## Instruction
Your task is to repeat the listing exactly.

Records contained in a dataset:
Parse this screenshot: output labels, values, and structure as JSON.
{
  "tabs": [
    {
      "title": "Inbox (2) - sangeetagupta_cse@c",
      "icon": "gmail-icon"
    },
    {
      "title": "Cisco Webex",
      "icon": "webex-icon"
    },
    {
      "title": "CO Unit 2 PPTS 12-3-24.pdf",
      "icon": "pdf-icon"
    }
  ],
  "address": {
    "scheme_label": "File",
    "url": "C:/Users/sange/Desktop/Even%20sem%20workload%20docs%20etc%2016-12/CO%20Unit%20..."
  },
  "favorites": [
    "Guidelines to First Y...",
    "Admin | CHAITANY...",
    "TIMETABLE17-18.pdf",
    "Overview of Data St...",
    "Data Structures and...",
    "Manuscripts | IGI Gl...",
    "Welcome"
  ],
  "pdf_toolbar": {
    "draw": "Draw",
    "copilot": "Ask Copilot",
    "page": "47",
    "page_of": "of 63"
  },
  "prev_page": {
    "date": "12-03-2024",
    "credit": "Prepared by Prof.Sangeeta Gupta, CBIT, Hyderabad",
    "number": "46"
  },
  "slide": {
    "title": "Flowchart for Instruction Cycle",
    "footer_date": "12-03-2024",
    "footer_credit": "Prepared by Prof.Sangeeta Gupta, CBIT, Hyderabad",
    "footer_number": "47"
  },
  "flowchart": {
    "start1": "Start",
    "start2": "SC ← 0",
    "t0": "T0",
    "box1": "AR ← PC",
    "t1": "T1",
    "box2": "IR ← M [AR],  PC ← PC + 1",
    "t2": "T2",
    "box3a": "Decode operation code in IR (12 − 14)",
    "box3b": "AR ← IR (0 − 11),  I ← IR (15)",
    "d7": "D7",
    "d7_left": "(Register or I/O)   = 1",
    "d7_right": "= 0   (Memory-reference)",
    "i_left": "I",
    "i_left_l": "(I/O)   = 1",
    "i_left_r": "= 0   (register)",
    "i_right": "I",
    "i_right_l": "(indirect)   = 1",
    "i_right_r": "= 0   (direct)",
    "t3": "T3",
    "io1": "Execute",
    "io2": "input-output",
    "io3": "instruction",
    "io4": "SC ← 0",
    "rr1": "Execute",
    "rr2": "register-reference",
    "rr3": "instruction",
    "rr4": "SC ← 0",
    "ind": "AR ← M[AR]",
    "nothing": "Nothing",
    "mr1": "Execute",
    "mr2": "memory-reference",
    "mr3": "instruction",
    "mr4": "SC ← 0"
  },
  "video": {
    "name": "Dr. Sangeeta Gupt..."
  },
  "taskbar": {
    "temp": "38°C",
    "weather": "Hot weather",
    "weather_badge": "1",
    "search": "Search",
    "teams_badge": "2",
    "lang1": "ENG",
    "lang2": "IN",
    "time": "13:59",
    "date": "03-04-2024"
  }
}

## Correct result
Parse this screenshot: output labels, values, and structure as JSON.
{
  "tabs": [
    {
      "title": "Inbox (2) - sangeetagupta_cse@c",
      "icon": "gmail-icon"
    },
    {
      "title": "Cisco Webex",
      "icon": "webex-icon"
    },
    {
      "title": "CO Unit 2 PPTS 12-3-24.pdf",
      "icon": "pdf-icon"
    }
  ],
  "address": {
    "scheme_label": "File",
    "url": "C:/Users/sange/Desktop/Even%20sem%20workload%20docs%20etc%2016-12/CO%20Unit%20..."
  },
  "favorites": [
    "Guidelines to First Y...",
    "Admin | CHAITANY...",
    "TIMETABLE17-18.pdf",
    "Overview of Data St...",
    "Data Structures and...",
    "Manuscripts | IGI Gl...",
    "Welcome"
  ],
  "pdf_toolbar": {
    "draw": "Draw",
    "copilot": "Ask Copilot",
    "page": "47",
    "page_of": "of 63"
  },
  "prev_page": {
    "date": "12-03-2024",
    "credit": "Prepared by Prof.Sangeeta Gupta, CBIT, Hyderabad",
    "number": "46"
  },
  "slide": {
    "title": "Flowchart for Instruction Cycle",
    "footer_date": "12-03-2024",
    "footer_credit": "Prepared by Prof.Sangeeta Gupta, CBIT, Hyderabad",
    "footer_number": "47"
  },
  "flowchart": {
    "start1": "Start",
    "start2": "SC ← 0",
    "t0": "T0",
    "box1": "AR ← PC",
    "t1": "T1",
    "box2": "IR ← M [AR],  PC ← PC + 1",
    "t2": "T2",
    "box3a": "Decode operation code in IR (12 − 14)",
    "box3b": "AR ← IR (0 − 11),  I ← IR (15)",
    "d7": "D7",
    "d7_left": "(Register or I/O)   = 1",
    "d7_right": "= 0   (Memory-reference)",
    "i_left": "I",
    "i_left_l": "(I/O)   = 1",
    "i_left_r": "= 0   (register)",
    "i_right": "I",
    "i_right_l": "(indirect)   = 1",
    "i_right_r": "= 0   (direct)",
    "t3": "T3",
    "io1": "Execute",
    "io2": "input-output",
    "io3": "instruction",
    "io4": "SC ← 0",
    "rr1": "Execute",
    "rr2": "register-reference",
    "rr3": "instruction",
    "rr4": "SC ← 0",
    "ind": "AR ← M[AR]",
    "nothing": "Nothing",
    "mr1": "Execute",
    "mr2": "memory-reference",
    "mr3": "instruction",
    "mr4": "SC ← 0"
  },
  "video": {
    "name": "Dr. Sangeeta Gupt..."
  },
  "taskbar": {
    "temp": "38°C",
    "weather": "Hot weather",
    "weather_badge": "1",
    "search": "Search",
    "teams_badge": "2",
    "lang1": "ENG",
    "lang2": "IN",
    "time": "13:59",
    "date": "03-04-2024"
  }
}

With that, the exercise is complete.